Set problem. Below are records; count the lines that contain "Armii" and give only the total.

─── Dataset rows ───

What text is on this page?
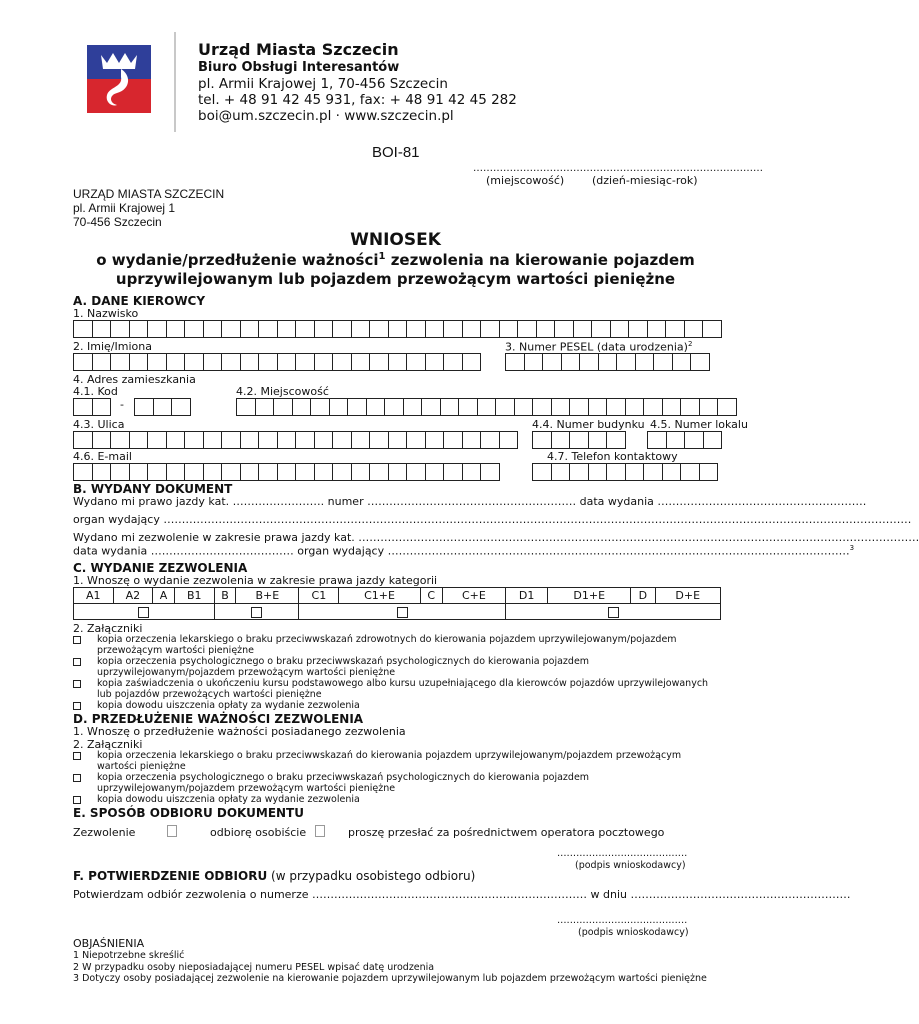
Urząd Miasta Szczecin
Biuro Obsługi Interesantów
pl. Armii Krajowej 1, 70-456 Szczecin
tel. + 48 91 42 45 931, fax: + 48 91 42 45 282
boi@um.szczecin.pl · www.szczecin.pl
BOI-81
……………………………………………………………………………
(miejscowość)	(dzień-miesiąc-rok)
URZĄD MIASTA SZCZECIN
pl. Armii Krajowej 1
70-456 Szczecin
WNIOSEK
o wydanie/przedłużenie ważności$^1$ zezwolenia na kierowanie pojazdem
uprzywilejowanym lub pojazdem przewożącym wartości pieniężne
A. DANE KIEROWCY
1. Nazwisko
2. Imię/Imiona	3. Numer PESEL (data urodzenia)$^2$
4. Adres zamieszkania
4.1. Kod	4.2. Miejscowość
-
4.3. Ulica	4.4. Numer budynku 4.5. Numer lokalu
4.6. E-mail	4.7. Telefon kontaktowy
B. WYDANY DOKUMENT
Wydano mi prawo jazdy kat. ……………………. numer ………………………………………………… data wydania …………………………………………………
organ wydający ……………………………………………………………………………………………………………………………………………………………………………………
Wydano mi zezwolenie w zakresie prawa jazdy kat. ………………………………………………………………………………………………………………………………………
data wydania ………………………………… organ wydający ………………………………………………………………………………………………………………$^3$
C. WYDANIE ZEZWOLENIA
1. Wnoszę o wydanie zezwolenia w zakresie prawa jazdy kategorii
A1	A2	A	B1	B	B+E	C1	C1+E	C	C+E	D1	D1+E	D	D+E

2. Załączniki
kopia orzeczenia lekarskiego o braku przeciwwskazań zdrowotnych do kierowania pojazdem uprzywilejowanym/pojazdem przewożącym wartości pieniężne
kopia orzeczenia psychologicznego o braku przeciwwskazań psychologicznych do kierowania pojazdem uprzywilejowanym/pojazdem przewożącym wartości pieniężne
kopia zaświadczenia o ukończeniu kursu podstawowego albo kursu uzupełniającego dla kierowców pojazdów uprzywilejowanych lub pojazdów przewożących wartości pieniężne
kopia dowodu uiszczenia opłaty za wydanie zezwolenia
D. PRZEDŁUŻENIE WAŻNOŚCI ZEZWOLENIA
1. Wnoszę o przedłużenie ważności posiadanego zezwolenia
2. Załączniki
kopia orzeczenia lekarskiego o braku przeciwwskazań do kierowania pojazdem uprzywilejowanym/pojazdem przewożącym wartości pieniężne
kopia orzeczenia psychologicznego o braku przeciwwskazań psychologicznych do kierowania pojazdem uprzywilejowanym/pojazdem przewożącym wartości pieniężne
kopia dowodu uiszczenia opłaty za wydanie zezwolenia
E. SPOSÓB ODBIORU DOKUMENTU
Zezwolenie	odbiorę osobiście	proszę przesłać za pośrednictwem operatora pocztowego
.........................................
(podpis wnioskodawcy)
F. POTWIERDZENIE ODBIORU (w przypadku osobistego odbioru)
Potwierdzam odbiór zezwolenia o numerze ………………………………………………………………… w dniu ……………………………………………………
.........................................
(podpis wnioskodawcy)
OBJAŚNIENIA
1 Niepotrzebne skreślić
2 W przypadku osoby nieposiadającej numeru PESEL wpisać datę urodzenia
3 Dotyczy osoby posiadającej zezwolenie na kierowanie pojazdem uprzywilejowanym lub pojazdem przewożącym wartości pieniężne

───

Answer to the task. 2